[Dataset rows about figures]
********

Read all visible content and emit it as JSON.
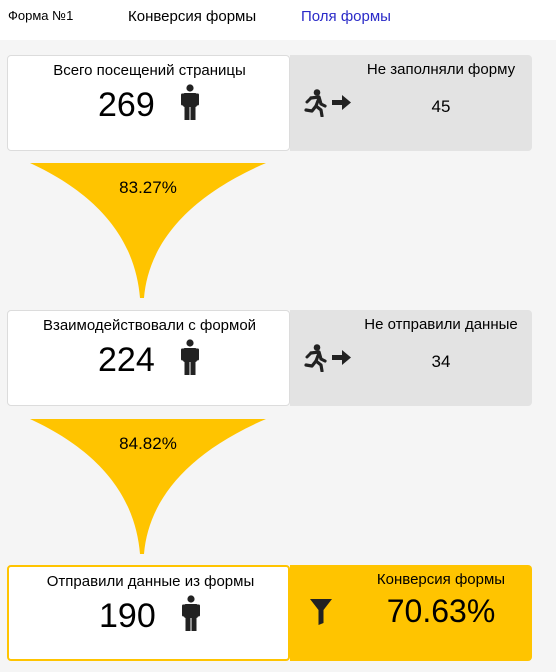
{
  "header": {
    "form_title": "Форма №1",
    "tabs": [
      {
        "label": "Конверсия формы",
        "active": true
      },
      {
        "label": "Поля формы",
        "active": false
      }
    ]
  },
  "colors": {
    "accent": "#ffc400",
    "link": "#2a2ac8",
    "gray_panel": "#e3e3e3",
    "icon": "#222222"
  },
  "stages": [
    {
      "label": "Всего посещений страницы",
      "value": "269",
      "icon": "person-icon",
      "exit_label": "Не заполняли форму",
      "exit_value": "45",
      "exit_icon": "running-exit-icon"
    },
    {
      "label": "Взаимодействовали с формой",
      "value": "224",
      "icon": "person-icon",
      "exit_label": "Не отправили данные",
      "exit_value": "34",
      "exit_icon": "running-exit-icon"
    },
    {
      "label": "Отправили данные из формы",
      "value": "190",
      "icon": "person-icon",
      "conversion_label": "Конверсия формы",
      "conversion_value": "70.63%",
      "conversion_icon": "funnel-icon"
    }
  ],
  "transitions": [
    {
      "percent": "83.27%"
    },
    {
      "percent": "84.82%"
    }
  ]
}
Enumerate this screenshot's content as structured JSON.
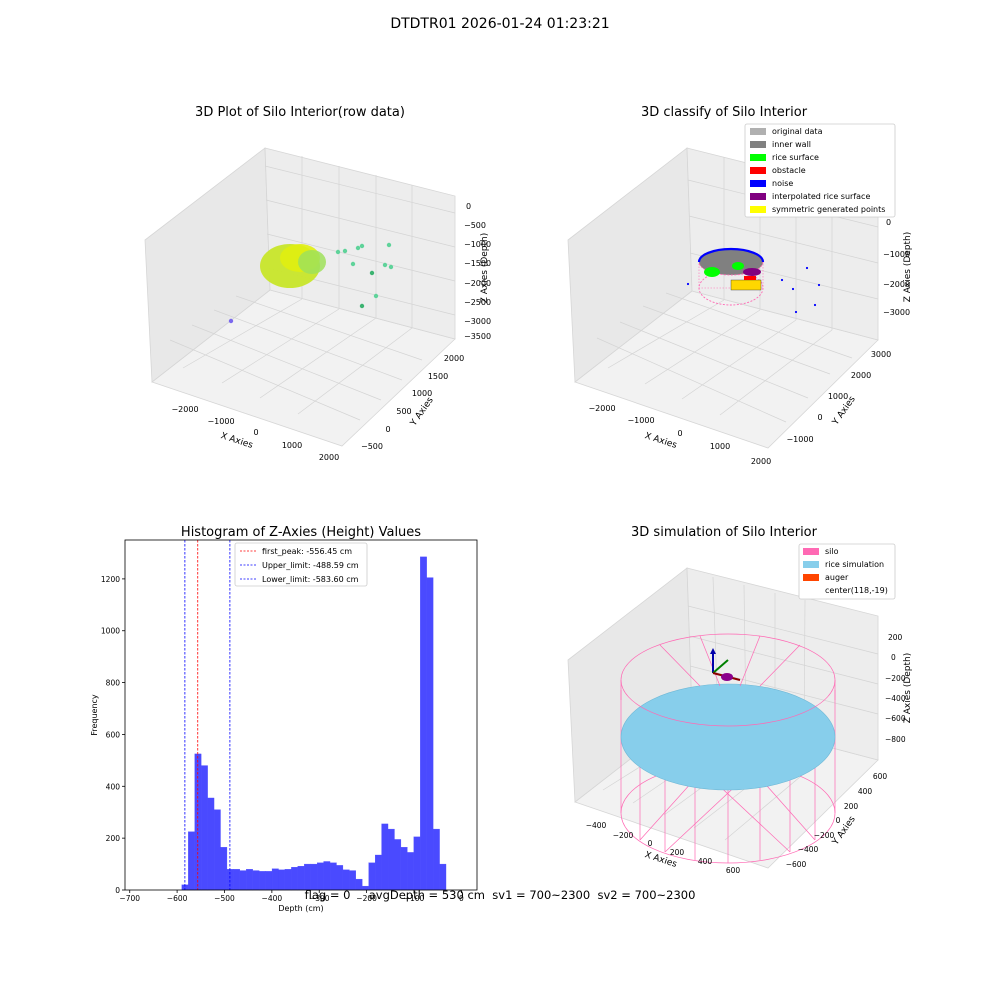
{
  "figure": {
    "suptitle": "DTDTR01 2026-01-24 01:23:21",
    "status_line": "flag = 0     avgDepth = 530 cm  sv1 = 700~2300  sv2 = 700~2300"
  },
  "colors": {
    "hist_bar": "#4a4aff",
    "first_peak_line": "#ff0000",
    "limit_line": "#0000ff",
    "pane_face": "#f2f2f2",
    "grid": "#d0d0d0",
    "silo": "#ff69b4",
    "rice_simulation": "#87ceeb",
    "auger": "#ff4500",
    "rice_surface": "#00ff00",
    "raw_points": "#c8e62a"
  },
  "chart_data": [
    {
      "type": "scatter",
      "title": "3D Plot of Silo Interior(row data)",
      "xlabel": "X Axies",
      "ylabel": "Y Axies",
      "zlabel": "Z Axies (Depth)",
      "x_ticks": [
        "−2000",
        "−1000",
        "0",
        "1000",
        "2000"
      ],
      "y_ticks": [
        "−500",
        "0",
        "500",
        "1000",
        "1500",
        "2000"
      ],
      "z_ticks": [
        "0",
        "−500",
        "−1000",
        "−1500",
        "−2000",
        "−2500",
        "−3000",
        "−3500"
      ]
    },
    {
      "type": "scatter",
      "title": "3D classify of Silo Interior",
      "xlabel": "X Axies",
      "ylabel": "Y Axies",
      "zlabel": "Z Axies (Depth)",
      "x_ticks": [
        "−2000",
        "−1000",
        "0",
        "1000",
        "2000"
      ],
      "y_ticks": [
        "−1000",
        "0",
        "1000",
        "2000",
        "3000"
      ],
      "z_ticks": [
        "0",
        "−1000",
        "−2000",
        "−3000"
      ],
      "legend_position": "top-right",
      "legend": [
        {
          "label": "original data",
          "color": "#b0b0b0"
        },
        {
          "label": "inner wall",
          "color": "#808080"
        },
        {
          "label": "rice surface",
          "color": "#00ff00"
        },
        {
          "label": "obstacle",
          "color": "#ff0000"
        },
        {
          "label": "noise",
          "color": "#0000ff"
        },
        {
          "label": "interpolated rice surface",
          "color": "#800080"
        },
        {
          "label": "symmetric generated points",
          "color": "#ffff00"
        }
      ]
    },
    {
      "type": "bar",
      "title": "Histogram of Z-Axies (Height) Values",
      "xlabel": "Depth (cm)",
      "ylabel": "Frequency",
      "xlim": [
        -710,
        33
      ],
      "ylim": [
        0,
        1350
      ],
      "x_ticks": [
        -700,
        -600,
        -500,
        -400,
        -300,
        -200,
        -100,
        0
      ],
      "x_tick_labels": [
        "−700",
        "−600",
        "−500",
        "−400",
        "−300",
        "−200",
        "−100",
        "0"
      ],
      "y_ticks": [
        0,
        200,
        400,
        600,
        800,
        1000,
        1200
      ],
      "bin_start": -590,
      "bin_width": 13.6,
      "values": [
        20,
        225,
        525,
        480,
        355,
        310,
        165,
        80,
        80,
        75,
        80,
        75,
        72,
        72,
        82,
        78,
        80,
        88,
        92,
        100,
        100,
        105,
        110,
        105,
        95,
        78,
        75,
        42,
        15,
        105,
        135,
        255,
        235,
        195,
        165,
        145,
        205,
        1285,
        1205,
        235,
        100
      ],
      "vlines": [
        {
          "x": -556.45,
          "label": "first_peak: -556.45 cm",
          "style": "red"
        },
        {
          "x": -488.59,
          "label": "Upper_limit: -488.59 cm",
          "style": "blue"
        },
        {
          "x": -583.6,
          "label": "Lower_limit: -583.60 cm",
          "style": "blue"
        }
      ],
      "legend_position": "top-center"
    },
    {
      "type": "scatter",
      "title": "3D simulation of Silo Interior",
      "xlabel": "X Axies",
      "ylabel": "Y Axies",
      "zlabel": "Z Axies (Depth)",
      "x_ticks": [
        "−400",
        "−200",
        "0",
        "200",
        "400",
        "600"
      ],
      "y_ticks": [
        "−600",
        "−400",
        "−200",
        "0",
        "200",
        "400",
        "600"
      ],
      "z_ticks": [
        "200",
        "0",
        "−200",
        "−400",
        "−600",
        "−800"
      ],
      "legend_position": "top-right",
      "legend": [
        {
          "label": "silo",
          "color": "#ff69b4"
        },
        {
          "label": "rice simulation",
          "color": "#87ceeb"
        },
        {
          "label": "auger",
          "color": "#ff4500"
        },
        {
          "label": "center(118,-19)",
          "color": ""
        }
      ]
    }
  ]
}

********

◆ WHAT YOU NEED TO DO ◆
All preceding records should be duplicated verbatim, images excepted.

◆ RESPONSE ◆
Read all visible content and emit it as JSON.
{
  "header": {
    "form_title": "Форма №1",
    "tabs": [
      {
        "label": "Конверсия формы",
        "active": true
      },
      {
        "label": "Поля формы",
        "active": false
      }
    ]
  },
  "colors": {
    "accent": "#ffc400",
    "link": "#2a2ac8",
    "gray_panel": "#e3e3e3",
    "icon": "#222222"
  },
  "stages": [
    {
      "label": "Всего посещений страницы",
      "value": "269",
      "icon": "person-icon",
      "exit_label": "Не заполняли форму",
      "exit_value": "45",
      "exit_icon": "running-exit-icon"
    },
    {
      "label": "Взаимодействовали с формой",
      "value": "224",
      "icon": "person-icon",
      "exit_label": "Не отправили данные",
      "exit_value": "34",
      "exit_icon": "running-exit-icon"
    },
    {
      "label": "Отправили данные из формы",
      "value": "190",
      "icon": "person-icon",
      "conversion_label": "Конверсия формы",
      "conversion_value": "70.63%",
      "conversion_icon": "funnel-icon"
    }
  ],
  "transitions": [
    {
      "percent": "83.27%"
    },
    {
      "percent": "84.82%"
    }
  ]
}
Enumerate this screenshot's content as structured JSON.
{
  "figure": {
    "suptitle": "DTDTR01 2026-01-24 01:23:21",
    "status_line": "flag = 0     avgDepth = 530 cm  sv1 = 700~2300  sv2 = 700~2300"
  },
  "colors": {
    "hist_bar": "#4a4aff",
    "first_peak_line": "#ff0000",
    "limit_line": "#0000ff",
    "pane_face": "#f2f2f2",
    "grid": "#d0d0d0",
    "silo": "#ff69b4",
    "rice_simulation": "#87ceeb",
    "auger": "#ff4500",
    "rice_surface": "#00ff00",
    "raw_points": "#c8e62a"
  },
  "chart_data": [
    {
      "type": "scatter",
      "title": "3D Plot of Silo Interior(row data)",
      "xlabel": "X Axies",
      "ylabel": "Y Axies",
      "zlabel": "Z Axies (Depth)",
      "x_ticks": [
        "−2000",
        "−1000",
        "0",
        "1000",
        "2000"
      ],
      "y_ticks": [
        "−500",
        "0",
        "500",
        "1000",
        "1500",
        "2000"
      ],
      "z_ticks": [
        "0",
        "−500",
        "−1000",
        "−1500",
        "−2000",
        "−2500",
        "−3000",
        "−3500"
      ]
    },
    {
      "type": "scatter",
      "title": "3D classify of Silo Interior",
      "xlabel": "X Axies",
      "ylabel": "Y Axies",
      "zlabel": "Z Axies (Depth)",
      "x_ticks": [
        "−2000",
        "−1000",
        "0",
        "1000",
        "2000"
      ],
      "y_ticks": [
        "−1000",
        "0",
        "1000",
        "2000",
        "3000"
      ],
      "z_ticks": [
        "0",
        "−1000",
        "−2000",
        "−3000"
      ],
      "legend_position": "top-right",
      "legend": [
        {
          "label": "original data",
          "color": "#b0b0b0"
        },
        {
          "label": "inner wall",
          "color": "#808080"
        },
        {
          "label": "rice surface",
          "color": "#00ff00"
        },
        {
          "label": "obstacle",
          "color": "#ff0000"
        },
        {
          "label": "noise",
          "color": "#0000ff"
        },
        {
          "label": "interpolated rice surface",
          "color": "#800080"
        },
        {
          "label": "symmetric generated points",
          "color": "#ffff00"
        }
      ]
    },
    {
      "type": "bar",
      "title": "Histogram of Z-Axies (Height) Values",
      "xlabel": "Depth (cm)",
      "ylabel": "Frequency",
      "xlim": [
        -710,
        33
      ],
      "ylim": [
        0,
        1350
      ],
      "x_ticks": [
        -700,
        -600,
        -500,
        -400,
        -300,
        -200,
        -100,
        0
      ],
      "x_tick_labels": [
        "−700",
        "−600",
        "−500",
        "−400",
        "−300",
        "−200",
        "−100",
        "0"
      ],
      "y_ticks": [
        0,
        200,
        400,
        600,
        800,
        1000,
        1200
      ],
      "bin_start": -590,
      "bin_width": 13.6,
      "values": [
        20,
        225,
        525,
        480,
        355,
        310,
        165,
        80,
        80,
        75,
        80,
        75,
        72,
        72,
        82,
        78,
        80,
        88,
        92,
        100,
        100,
        105,
        110,
        105,
        95,
        78,
        75,
        42,
        15,
        105,
        135,
        255,
        235,
        195,
        165,
        145,
        205,
        1285,
        1205,
        235,
        100
      ],
      "vlines": [
        {
          "x": -556.45,
          "label": "first_peak: -556.45 cm",
          "style": "red"
        },
        {
          "x": -488.59,
          "label": "Upper_limit: -488.59 cm",
          "style": "blue"
        },
        {
          "x": -583.6,
          "label": "Lower_limit: -583.60 cm",
          "style": "blue"
        }
      ],
      "legend_position": "top-center"
    },
    {
      "type": "scatter",
      "title": "3D simulation of Silo Interior",
      "xlabel": "X Axies",
      "ylabel": "Y Axies",
      "zlabel": "Z Axies (Depth)",
      "x_ticks": [
        "−400",
        "−200",
        "0",
        "200",
        "400",
        "600"
      ],
      "y_ticks": [
        "−600",
        "−400",
        "−200",
        "0",
        "200",
        "400",
        "600"
      ],
      "z_ticks": [
        "200",
        "0",
        "−200",
        "−400",
        "−600",
        "−800"
      ],
      "legend_position": "top-right",
      "legend": [
        {
          "label": "silo",
          "color": "#ff69b4"
        },
        {
          "label": "rice simulation",
          "color": "#87ceeb"
        },
        {
          "label": "auger",
          "color": "#ff4500"
        },
        {
          "label": "center(118,-19)",
          "color": ""
        }
      ]
    }
  ]
}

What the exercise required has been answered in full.